Please give the count of lines holding the string "Luminous" and nothing besides.

-- BEGIN --

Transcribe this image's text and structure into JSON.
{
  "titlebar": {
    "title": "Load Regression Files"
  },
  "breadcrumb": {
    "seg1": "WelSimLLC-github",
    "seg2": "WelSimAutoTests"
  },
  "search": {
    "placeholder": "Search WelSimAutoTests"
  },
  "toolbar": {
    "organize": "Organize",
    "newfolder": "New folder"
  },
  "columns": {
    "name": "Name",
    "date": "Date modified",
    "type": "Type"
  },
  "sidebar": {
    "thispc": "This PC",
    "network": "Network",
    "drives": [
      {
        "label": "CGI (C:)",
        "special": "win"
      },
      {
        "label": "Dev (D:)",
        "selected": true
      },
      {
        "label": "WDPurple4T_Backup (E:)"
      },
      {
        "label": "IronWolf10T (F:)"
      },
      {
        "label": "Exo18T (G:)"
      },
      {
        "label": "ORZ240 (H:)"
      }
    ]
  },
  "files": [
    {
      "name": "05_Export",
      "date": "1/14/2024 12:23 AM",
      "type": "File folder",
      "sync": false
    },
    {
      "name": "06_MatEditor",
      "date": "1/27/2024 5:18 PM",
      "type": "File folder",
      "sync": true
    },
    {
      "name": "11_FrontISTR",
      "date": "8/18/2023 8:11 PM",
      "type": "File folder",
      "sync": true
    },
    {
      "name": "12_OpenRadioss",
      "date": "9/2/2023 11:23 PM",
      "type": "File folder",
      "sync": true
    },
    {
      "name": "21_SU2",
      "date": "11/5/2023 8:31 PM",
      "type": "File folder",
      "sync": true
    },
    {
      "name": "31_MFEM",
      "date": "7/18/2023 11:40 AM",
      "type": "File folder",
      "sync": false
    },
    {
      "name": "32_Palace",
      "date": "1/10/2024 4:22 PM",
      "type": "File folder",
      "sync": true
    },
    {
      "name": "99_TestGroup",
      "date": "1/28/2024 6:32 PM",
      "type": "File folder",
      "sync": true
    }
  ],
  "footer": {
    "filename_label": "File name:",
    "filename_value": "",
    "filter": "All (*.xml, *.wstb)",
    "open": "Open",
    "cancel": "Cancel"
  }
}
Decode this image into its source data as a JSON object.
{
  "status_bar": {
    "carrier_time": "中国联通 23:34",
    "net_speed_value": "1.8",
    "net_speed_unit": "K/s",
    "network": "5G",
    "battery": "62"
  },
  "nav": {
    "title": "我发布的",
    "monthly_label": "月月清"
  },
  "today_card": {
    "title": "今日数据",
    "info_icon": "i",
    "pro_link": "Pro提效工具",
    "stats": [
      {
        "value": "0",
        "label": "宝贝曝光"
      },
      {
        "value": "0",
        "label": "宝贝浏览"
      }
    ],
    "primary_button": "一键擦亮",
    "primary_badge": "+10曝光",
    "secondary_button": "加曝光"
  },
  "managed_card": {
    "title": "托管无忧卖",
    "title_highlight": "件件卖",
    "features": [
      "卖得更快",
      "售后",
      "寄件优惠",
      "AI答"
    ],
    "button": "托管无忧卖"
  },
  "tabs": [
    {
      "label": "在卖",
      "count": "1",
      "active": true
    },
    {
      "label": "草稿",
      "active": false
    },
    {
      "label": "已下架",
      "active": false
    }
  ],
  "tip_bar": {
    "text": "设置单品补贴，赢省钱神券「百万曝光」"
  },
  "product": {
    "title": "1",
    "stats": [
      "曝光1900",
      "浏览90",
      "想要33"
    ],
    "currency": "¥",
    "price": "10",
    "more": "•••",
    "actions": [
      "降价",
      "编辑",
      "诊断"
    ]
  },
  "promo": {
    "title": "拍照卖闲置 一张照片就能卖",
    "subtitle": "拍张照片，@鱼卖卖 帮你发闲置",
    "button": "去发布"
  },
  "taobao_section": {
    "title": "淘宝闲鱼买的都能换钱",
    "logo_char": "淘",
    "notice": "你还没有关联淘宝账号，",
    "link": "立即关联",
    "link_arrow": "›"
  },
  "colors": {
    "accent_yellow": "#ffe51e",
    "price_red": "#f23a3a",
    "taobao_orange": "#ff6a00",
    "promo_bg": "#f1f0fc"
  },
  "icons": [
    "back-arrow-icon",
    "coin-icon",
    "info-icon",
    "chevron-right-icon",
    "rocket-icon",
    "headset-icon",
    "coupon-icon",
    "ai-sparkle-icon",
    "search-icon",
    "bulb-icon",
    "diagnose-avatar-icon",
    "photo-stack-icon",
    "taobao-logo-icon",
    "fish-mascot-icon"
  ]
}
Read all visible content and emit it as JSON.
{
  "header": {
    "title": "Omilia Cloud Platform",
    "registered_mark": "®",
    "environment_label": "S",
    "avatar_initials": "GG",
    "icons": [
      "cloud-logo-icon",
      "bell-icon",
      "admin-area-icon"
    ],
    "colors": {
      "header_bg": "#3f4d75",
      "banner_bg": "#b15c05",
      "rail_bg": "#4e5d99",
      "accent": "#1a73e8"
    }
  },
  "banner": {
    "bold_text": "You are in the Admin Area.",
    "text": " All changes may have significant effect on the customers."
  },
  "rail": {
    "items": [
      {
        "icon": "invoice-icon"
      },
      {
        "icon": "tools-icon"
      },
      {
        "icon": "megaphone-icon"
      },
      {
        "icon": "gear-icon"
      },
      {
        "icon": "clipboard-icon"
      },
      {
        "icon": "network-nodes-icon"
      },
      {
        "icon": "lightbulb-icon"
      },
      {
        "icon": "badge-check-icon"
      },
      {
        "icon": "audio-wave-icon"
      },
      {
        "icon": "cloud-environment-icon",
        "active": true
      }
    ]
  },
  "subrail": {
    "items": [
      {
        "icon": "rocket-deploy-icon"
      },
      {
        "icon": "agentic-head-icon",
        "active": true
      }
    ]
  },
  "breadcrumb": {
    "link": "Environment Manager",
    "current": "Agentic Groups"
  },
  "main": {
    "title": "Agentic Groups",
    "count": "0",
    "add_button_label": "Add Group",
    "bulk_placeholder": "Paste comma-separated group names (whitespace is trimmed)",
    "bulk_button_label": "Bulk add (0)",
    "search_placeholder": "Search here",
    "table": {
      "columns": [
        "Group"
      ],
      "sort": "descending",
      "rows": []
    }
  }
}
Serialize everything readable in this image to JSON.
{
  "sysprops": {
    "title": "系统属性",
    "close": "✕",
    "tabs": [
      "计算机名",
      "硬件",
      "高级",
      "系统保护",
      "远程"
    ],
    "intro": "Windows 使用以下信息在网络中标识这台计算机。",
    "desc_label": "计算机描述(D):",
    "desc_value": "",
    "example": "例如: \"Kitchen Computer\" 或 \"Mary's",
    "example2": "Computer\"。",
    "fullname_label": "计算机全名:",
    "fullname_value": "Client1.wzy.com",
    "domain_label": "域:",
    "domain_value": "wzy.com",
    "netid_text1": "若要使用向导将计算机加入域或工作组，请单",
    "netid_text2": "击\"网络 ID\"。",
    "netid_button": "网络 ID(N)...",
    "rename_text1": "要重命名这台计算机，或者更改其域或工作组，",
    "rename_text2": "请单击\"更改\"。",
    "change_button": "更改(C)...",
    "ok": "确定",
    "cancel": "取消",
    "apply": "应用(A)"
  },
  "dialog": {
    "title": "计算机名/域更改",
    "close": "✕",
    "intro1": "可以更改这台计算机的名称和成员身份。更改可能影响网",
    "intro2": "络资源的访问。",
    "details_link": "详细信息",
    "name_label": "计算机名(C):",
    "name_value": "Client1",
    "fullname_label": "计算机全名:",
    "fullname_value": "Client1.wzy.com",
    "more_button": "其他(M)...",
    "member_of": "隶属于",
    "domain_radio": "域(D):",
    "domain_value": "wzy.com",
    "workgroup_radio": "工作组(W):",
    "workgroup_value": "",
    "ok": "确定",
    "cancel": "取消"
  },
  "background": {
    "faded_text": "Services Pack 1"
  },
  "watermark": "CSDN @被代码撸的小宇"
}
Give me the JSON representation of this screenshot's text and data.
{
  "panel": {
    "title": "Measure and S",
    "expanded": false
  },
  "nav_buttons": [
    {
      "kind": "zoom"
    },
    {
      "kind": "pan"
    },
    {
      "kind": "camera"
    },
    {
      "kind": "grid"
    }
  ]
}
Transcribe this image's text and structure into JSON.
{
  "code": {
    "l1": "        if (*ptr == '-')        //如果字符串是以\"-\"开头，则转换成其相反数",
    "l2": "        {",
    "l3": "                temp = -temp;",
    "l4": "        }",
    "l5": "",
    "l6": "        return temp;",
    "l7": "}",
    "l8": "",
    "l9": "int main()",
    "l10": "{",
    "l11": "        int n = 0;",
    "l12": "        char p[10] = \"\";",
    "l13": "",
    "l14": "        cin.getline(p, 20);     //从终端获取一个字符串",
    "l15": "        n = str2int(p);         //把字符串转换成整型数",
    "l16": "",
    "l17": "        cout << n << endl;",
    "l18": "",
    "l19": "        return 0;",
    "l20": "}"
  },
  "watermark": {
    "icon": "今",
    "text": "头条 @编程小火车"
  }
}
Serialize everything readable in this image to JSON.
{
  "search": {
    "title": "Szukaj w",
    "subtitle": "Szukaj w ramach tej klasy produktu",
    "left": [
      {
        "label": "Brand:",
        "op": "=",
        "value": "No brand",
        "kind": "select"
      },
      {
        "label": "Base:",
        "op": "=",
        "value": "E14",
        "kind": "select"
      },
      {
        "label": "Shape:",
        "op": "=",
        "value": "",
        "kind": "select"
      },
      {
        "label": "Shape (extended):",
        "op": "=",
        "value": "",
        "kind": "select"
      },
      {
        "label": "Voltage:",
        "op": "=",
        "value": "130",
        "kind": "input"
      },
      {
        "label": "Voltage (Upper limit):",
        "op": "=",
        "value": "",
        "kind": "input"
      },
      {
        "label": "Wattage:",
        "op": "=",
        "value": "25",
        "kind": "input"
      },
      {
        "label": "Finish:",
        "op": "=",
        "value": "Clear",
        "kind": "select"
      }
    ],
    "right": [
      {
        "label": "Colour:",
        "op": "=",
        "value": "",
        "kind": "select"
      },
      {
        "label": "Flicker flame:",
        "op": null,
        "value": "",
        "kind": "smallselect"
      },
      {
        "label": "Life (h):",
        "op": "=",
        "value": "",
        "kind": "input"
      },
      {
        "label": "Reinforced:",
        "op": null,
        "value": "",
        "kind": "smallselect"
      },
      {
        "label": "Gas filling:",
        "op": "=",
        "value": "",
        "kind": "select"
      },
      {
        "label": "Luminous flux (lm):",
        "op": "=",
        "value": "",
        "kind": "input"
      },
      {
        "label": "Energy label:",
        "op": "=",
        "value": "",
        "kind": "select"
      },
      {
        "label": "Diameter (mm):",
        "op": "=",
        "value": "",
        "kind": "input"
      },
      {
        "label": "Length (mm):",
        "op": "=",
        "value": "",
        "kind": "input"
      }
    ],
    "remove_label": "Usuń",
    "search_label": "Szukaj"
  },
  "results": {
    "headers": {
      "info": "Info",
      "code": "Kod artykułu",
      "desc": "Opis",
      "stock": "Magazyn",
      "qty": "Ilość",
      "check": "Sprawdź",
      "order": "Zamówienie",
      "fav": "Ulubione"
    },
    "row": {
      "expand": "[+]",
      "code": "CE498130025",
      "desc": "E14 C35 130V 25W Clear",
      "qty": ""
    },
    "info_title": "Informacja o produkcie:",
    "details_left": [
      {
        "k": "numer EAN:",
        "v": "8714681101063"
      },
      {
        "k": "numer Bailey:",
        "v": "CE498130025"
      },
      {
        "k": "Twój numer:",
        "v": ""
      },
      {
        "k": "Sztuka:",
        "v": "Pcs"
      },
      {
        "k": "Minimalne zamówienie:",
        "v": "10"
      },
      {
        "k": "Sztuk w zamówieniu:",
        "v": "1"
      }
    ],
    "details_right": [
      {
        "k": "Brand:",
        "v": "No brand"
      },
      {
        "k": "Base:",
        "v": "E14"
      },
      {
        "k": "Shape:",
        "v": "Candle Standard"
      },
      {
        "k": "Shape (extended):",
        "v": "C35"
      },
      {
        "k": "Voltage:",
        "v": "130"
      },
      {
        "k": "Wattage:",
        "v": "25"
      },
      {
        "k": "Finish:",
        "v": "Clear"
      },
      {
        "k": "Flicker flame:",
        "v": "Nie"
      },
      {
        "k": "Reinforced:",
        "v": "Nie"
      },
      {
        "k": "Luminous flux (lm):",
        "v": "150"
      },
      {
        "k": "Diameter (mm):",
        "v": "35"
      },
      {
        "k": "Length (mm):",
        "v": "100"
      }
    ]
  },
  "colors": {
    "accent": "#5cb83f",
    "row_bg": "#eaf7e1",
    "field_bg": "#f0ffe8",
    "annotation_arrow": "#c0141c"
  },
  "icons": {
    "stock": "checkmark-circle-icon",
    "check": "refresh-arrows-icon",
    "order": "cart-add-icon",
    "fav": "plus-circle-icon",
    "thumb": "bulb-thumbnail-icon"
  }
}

-- END --

▸ **The reply**: 2